**What is asked:** Look through the data and write out every line with the word "Refer" in it.

**Listed records:**

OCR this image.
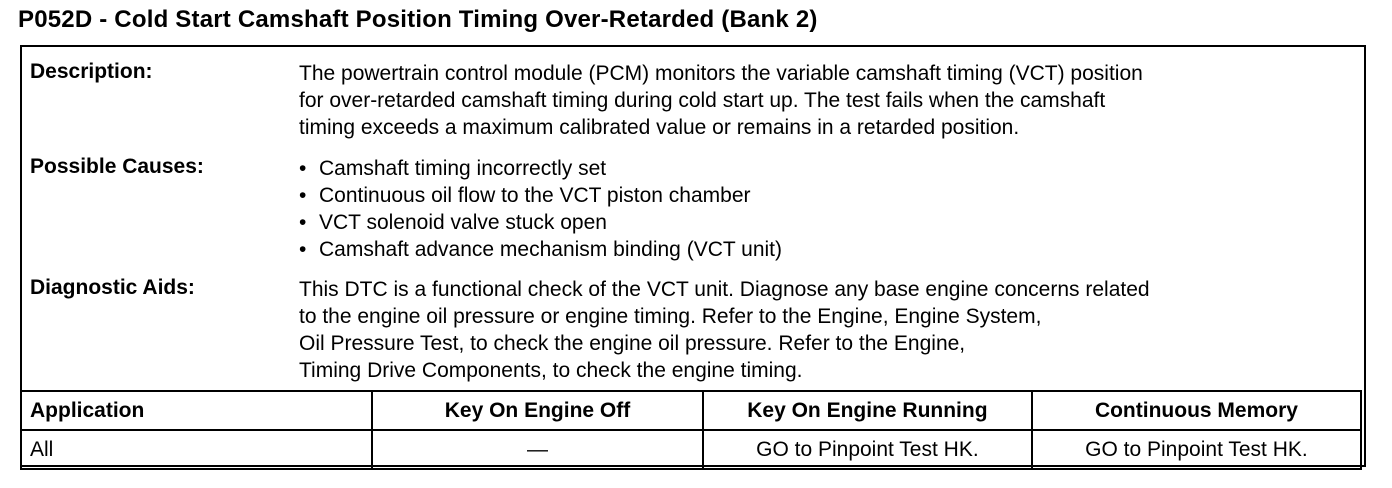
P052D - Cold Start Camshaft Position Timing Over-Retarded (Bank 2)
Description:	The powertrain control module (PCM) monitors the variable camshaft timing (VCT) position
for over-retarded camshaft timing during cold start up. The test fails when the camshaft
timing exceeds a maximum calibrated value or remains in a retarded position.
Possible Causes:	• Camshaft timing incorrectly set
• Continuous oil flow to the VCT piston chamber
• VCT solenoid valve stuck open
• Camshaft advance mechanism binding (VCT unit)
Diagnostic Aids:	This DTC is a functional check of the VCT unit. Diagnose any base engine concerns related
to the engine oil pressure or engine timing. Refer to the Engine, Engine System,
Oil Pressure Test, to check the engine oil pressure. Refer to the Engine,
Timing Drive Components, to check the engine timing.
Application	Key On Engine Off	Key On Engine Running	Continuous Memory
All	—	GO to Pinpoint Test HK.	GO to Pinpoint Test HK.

...

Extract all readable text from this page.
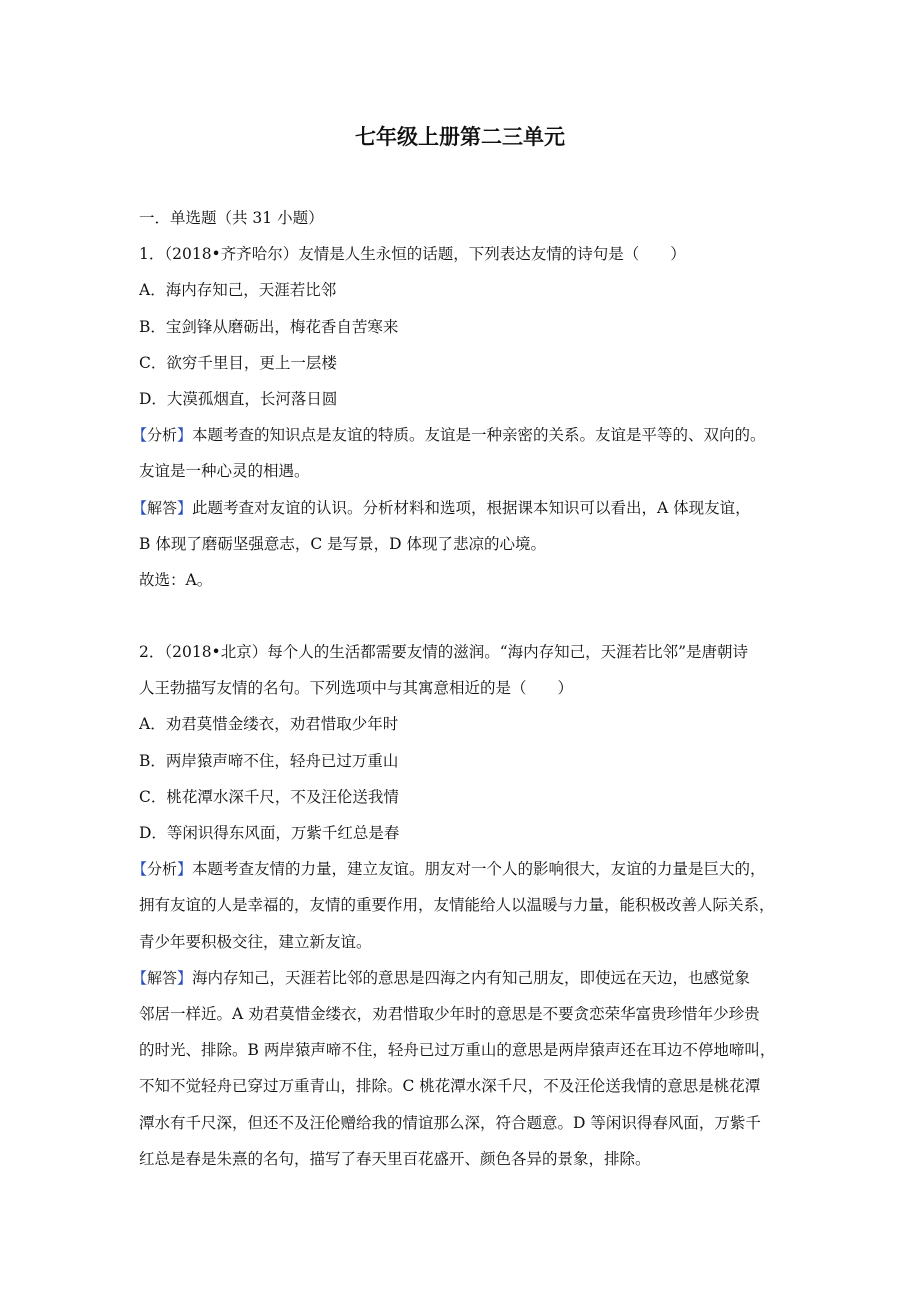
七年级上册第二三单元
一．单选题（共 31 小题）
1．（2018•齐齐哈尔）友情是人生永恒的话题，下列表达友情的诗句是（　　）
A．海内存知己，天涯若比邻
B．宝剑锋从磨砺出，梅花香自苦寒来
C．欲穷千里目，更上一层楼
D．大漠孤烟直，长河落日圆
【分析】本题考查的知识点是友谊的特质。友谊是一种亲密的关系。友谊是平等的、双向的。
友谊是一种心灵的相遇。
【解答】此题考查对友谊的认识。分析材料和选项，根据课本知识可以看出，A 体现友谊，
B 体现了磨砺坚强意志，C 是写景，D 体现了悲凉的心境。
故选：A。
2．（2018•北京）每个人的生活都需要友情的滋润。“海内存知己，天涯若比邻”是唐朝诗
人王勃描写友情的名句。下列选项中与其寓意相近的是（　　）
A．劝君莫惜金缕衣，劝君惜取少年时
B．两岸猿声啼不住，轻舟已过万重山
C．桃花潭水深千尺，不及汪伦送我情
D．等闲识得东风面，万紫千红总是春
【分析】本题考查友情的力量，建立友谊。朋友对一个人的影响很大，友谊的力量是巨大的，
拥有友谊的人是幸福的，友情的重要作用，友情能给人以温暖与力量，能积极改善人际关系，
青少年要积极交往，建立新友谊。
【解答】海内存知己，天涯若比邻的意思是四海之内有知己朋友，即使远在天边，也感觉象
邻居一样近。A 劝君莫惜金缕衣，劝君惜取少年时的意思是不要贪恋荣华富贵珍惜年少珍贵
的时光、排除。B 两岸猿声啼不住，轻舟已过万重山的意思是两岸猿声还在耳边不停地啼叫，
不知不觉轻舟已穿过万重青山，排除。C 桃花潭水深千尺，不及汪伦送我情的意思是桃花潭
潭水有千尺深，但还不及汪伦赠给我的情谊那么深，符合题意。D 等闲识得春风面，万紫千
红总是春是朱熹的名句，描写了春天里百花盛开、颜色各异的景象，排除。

**Solution to this exercise:**
to the engine oil pressure or engine timing. Refer to the Engine, Engine System,
Oil Pressure Test, to check the engine oil pressure. Refer to the Engine,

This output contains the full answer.